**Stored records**

-------------------------

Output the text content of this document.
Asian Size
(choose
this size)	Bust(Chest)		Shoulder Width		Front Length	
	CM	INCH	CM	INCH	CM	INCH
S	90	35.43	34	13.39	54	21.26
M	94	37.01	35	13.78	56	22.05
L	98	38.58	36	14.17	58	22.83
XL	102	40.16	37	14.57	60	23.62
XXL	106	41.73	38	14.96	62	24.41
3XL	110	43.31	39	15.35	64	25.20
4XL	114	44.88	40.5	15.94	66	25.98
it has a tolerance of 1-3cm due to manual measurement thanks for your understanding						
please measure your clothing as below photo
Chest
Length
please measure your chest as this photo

-------------------------

Set down all of the entries exactly, please.

**Worked solution**
Output the text content of this document.
Asian Size
(choose
this size)	Bust(Chest)		Shoulder Width		Front Length	
	CM	INCH	CM	INCH	CM	INCH
S	90	35.43	34	13.39	54	21.26
M	94	37.01	35	13.78	56	22.05
L	98	38.58	36	14.17	58	22.83
XL	102	40.16	37	14.57	60	23.62
XXL	106	41.73	38	14.96	62	24.41
3XL	110	43.31	39	15.35	64	25.20
4XL	114	44.88	40.5	15.94	66	25.98
it has a tolerance of 1-3cm due to manual measurement thanks for your understanding						
please measure your clothing as below photo
Chest
Length
please measure your chest as this photo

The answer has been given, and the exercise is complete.